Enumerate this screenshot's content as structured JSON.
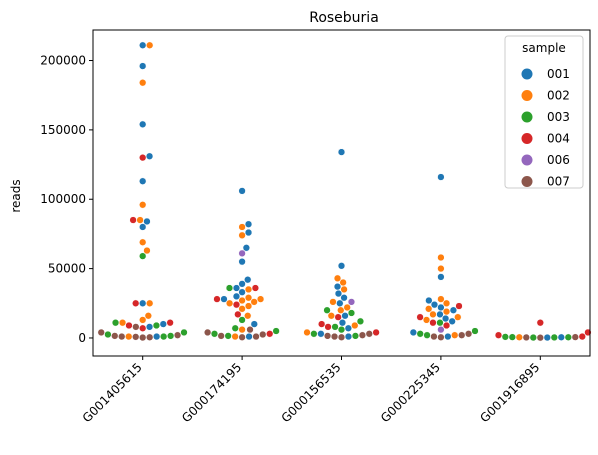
{
  "chart_data": {
    "type": "scatter",
    "subtype": "swarm",
    "title": "Roseburia",
    "xlabel": "",
    "ylabel": "reads",
    "categories": [
      "G001405615",
      "G000174195",
      "G000156535",
      "G000225345",
      "G001916895"
    ],
    "ylim": [
      -13000,
      222000
    ],
    "yticks": [
      0,
      50000,
      100000,
      150000,
      200000
    ],
    "ytick_labels": [
      "0",
      "50000",
      "100000",
      "150000",
      "200000"
    ],
    "grid": false,
    "legend": {
      "title": "sample",
      "placement": "top-right",
      "entries": [
        {
          "label": "001",
          "color": "#1f77b4"
        },
        {
          "label": "002",
          "color": "#ff7f0e"
        },
        {
          "label": "003",
          "color": "#2ca02c"
        },
        {
          "label": "004",
          "color": "#d62728"
        },
        {
          "label": "006",
          "color": "#9467bd"
        },
        {
          "label": "007",
          "color": "#8c564b"
        }
      ]
    },
    "series": [
      {
        "name": "001",
        "color": "#1f77b4",
        "points": [
          {
            "x": "G001405615",
            "y": 211000
          },
          {
            "x": "G001405615",
            "y": 196000
          },
          {
            "x": "G001405615",
            "y": 154000
          },
          {
            "x": "G001405615",
            "y": 131000
          },
          {
            "x": "G001405615",
            "y": 113000
          },
          {
            "x": "G001405615",
            "y": 84000
          },
          {
            "x": "G001405615",
            "y": 80000
          },
          {
            "x": "G001405615",
            "y": 25000
          },
          {
            "x": "G001405615",
            "y": 10000
          },
          {
            "x": "G001405615",
            "y": 8000
          },
          {
            "x": "G001405615",
            "y": 1000
          },
          {
            "x": "G000174195",
            "y": 106000
          },
          {
            "x": "G000174195",
            "y": 82000
          },
          {
            "x": "G000174195",
            "y": 76000
          },
          {
            "x": "G000174195",
            "y": 65000
          },
          {
            "x": "G000174195",
            "y": 55000
          },
          {
            "x": "G000174195",
            "y": 42000
          },
          {
            "x": "G000174195",
            "y": 39000
          },
          {
            "x": "G000174195",
            "y": 36000
          },
          {
            "x": "G000174195",
            "y": 33000
          },
          {
            "x": "G000174195",
            "y": 30000
          },
          {
            "x": "G000174195",
            "y": 28000
          },
          {
            "x": "G000174195",
            "y": 10000
          },
          {
            "x": "G000174195",
            "y": 1000
          },
          {
            "x": "G000156535",
            "y": 134000
          },
          {
            "x": "G000156535",
            "y": 52000
          },
          {
            "x": "G000156535",
            "y": 37000
          },
          {
            "x": "G000156535",
            "y": 32000
          },
          {
            "x": "G000156535",
            "y": 29000
          },
          {
            "x": "G000156535",
            "y": 25000
          },
          {
            "x": "G000156535",
            "y": 16000
          },
          {
            "x": "G000156535",
            "y": 11000
          },
          {
            "x": "G000156535",
            "y": 7000
          },
          {
            "x": "G000156535",
            "y": 3000
          },
          {
            "x": "G000156535",
            "y": 1000
          },
          {
            "x": "G000225345",
            "y": 116000
          },
          {
            "x": "G000225345",
            "y": 44000
          },
          {
            "x": "G000225345",
            "y": 27000
          },
          {
            "x": "G000225345",
            "y": 24000
          },
          {
            "x": "G000225345",
            "y": 22000
          },
          {
            "x": "G000225345",
            "y": 20000
          },
          {
            "x": "G000225345",
            "y": 17000
          },
          {
            "x": "G000225345",
            "y": 14000
          },
          {
            "x": "G000225345",
            "y": 12000
          },
          {
            "x": "G000225345",
            "y": 4000
          },
          {
            "x": "G000225345",
            "y": 1000
          },
          {
            "x": "G001916895",
            "y": 500
          },
          {
            "x": "G001916895",
            "y": 300
          }
        ]
      },
      {
        "name": "002",
        "color": "#ff7f0e",
        "points": [
          {
            "x": "G001405615",
            "y": 211000
          },
          {
            "x": "G001405615",
            "y": 184000
          },
          {
            "x": "G001405615",
            "y": 96000
          },
          {
            "x": "G001405615",
            "y": 85000
          },
          {
            "x": "G001405615",
            "y": 69000
          },
          {
            "x": "G001405615",
            "y": 63000
          },
          {
            "x": "G001405615",
            "y": 25000
          },
          {
            "x": "G001405615",
            "y": 16000
          },
          {
            "x": "G001405615",
            "y": 13000
          },
          {
            "x": "G001405615",
            "y": 11000
          },
          {
            "x": "G001405615",
            "y": 1000
          },
          {
            "x": "G000174195",
            "y": 80000
          },
          {
            "x": "G000174195",
            "y": 74000
          },
          {
            "x": "G000174195",
            "y": 35000
          },
          {
            "x": "G000174195",
            "y": 29000
          },
          {
            "x": "G000174195",
            "y": 28000
          },
          {
            "x": "G000174195",
            "y": 27000
          },
          {
            "x": "G000174195",
            "y": 26000
          },
          {
            "x": "G000174195",
            "y": 25000
          },
          {
            "x": "G000174195",
            "y": 23000
          },
          {
            "x": "G000174195",
            "y": 21000
          },
          {
            "x": "G000174195",
            "y": 16000
          },
          {
            "x": "G000174195",
            "y": 6000
          },
          {
            "x": "G000174195",
            "y": 1000
          },
          {
            "x": "G000156535",
            "y": 43000
          },
          {
            "x": "G000156535",
            "y": 40000
          },
          {
            "x": "G000156535",
            "y": 35000
          },
          {
            "x": "G000156535",
            "y": 26000
          },
          {
            "x": "G000156535",
            "y": 22000
          },
          {
            "x": "G000156535",
            "y": 20000
          },
          {
            "x": "G000156535",
            "y": 16000
          },
          {
            "x": "G000156535",
            "y": 9000
          },
          {
            "x": "G000156535",
            "y": 4000
          },
          {
            "x": "G000225345",
            "y": 58000
          },
          {
            "x": "G000225345",
            "y": 50000
          },
          {
            "x": "G000225345",
            "y": 28000
          },
          {
            "x": "G000225345",
            "y": 25000
          },
          {
            "x": "G000225345",
            "y": 21000
          },
          {
            "x": "G000225345",
            "y": 19000
          },
          {
            "x": "G000225345",
            "y": 17000
          },
          {
            "x": "G000225345",
            "y": 15000
          },
          {
            "x": "G000225345",
            "y": 13000
          },
          {
            "x": "G000225345",
            "y": 2000
          },
          {
            "x": "G001916895",
            "y": 500
          }
        ]
      },
      {
        "name": "003",
        "color": "#2ca02c",
        "points": [
          {
            "x": "G001405615",
            "y": 59000
          },
          {
            "x": "G001405615",
            "y": 11000
          },
          {
            "x": "G001405615",
            "y": 9000
          },
          {
            "x": "G001405615",
            "y": 4000
          },
          {
            "x": "G001405615",
            "y": 2500
          },
          {
            "x": "G001405615",
            "y": 1500
          },
          {
            "x": "G001405615",
            "y": 1000
          },
          {
            "x": "G000174195",
            "y": 36000
          },
          {
            "x": "G000174195",
            "y": 13000
          },
          {
            "x": "G000174195",
            "y": 7000
          },
          {
            "x": "G000174195",
            "y": 5000
          },
          {
            "x": "G000174195",
            "y": 3000
          },
          {
            "x": "G000174195",
            "y": 1500
          },
          {
            "x": "G000156535",
            "y": 20000
          },
          {
            "x": "G000156535",
            "y": 18000
          },
          {
            "x": "G000156535",
            "y": 12000
          },
          {
            "x": "G000156535",
            "y": 8000
          },
          {
            "x": "G000156535",
            "y": 6000
          },
          {
            "x": "G000156535",
            "y": 3000
          },
          {
            "x": "G000156535",
            "y": 1500
          },
          {
            "x": "G000225345",
            "y": 11000
          },
          {
            "x": "G000225345",
            "y": 5000
          },
          {
            "x": "G000225345",
            "y": 3000
          },
          {
            "x": "G000225345",
            "y": 2000
          },
          {
            "x": "G001916895",
            "y": 800
          },
          {
            "x": "G001916895",
            "y": 600
          },
          {
            "x": "G001916895",
            "y": 500
          },
          {
            "x": "G001916895",
            "y": 400
          },
          {
            "x": "G001916895",
            "y": 300
          }
        ]
      },
      {
        "name": "004",
        "color": "#d62728",
        "points": [
          {
            "x": "G001405615",
            "y": 130000
          },
          {
            "x": "G001405615",
            "y": 85000
          },
          {
            "x": "G001405615",
            "y": 25000
          },
          {
            "x": "G001405615",
            "y": 11000
          },
          {
            "x": "G001405615",
            "y": 9000
          },
          {
            "x": "G001405615",
            "y": 7000
          },
          {
            "x": "G000174195",
            "y": 36000
          },
          {
            "x": "G000174195",
            "y": 28000
          },
          {
            "x": "G000174195",
            "y": 24000
          },
          {
            "x": "G000174195",
            "y": 17000
          },
          {
            "x": "G000174195",
            "y": 3000
          },
          {
            "x": "G000156535",
            "y": 15000
          },
          {
            "x": "G000156535",
            "y": 10000
          },
          {
            "x": "G000156535",
            "y": 8000
          },
          {
            "x": "G000156535",
            "y": 4000
          },
          {
            "x": "G000225345",
            "y": 23000
          },
          {
            "x": "G000225345",
            "y": 15000
          },
          {
            "x": "G000225345",
            "y": 11000
          },
          {
            "x": "G000225345",
            "y": 9000
          },
          {
            "x": "G001916895",
            "y": 11000
          },
          {
            "x": "G001916895",
            "y": 4000
          },
          {
            "x": "G001916895",
            "y": 2000
          },
          {
            "x": "G001916895",
            "y": 1000
          }
        ]
      },
      {
        "name": "006",
        "color": "#9467bd",
        "points": [
          {
            "x": "G000174195",
            "y": 61000
          },
          {
            "x": "G000156535",
            "y": 26000
          },
          {
            "x": "G000225345",
            "y": 6000
          }
        ]
      },
      {
        "name": "007",
        "color": "#8c564b",
        "points": [
          {
            "x": "G001405615",
            "y": 8000
          },
          {
            "x": "G001405615",
            "y": 4000
          },
          {
            "x": "G001405615",
            "y": 2000
          },
          {
            "x": "G001405615",
            "y": 1500
          },
          {
            "x": "G001405615",
            "y": 1000
          },
          {
            "x": "G001405615",
            "y": 800
          },
          {
            "x": "G001405615",
            "y": 500
          },
          {
            "x": "G001405615",
            "y": 300
          },
          {
            "x": "G000174195",
            "y": 6000
          },
          {
            "x": "G000174195",
            "y": 4000
          },
          {
            "x": "G000174195",
            "y": 2500
          },
          {
            "x": "G000174195",
            "y": 1500
          },
          {
            "x": "G000174195",
            "y": 1000
          },
          {
            "x": "G000174195",
            "y": 500
          },
          {
            "x": "G000156535",
            "y": 3000
          },
          {
            "x": "G000156535",
            "y": 2000
          },
          {
            "x": "G000156535",
            "y": 1500
          },
          {
            "x": "G000156535",
            "y": 1000
          },
          {
            "x": "G000156535",
            "y": 500
          },
          {
            "x": "G000225345",
            "y": 3000
          },
          {
            "x": "G000225345",
            "y": 2000
          },
          {
            "x": "G000225345",
            "y": 1000
          },
          {
            "x": "G000225345",
            "y": 500
          },
          {
            "x": "G001916895",
            "y": 600
          },
          {
            "x": "G001916895",
            "y": 400
          },
          {
            "x": "G001916895",
            "y": 200
          }
        ]
      }
    ]
  }
}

═══

## Exercise task
Say how many lines in this listing hold the string "color", giving the count and nothing more.

## Response to the exercise
12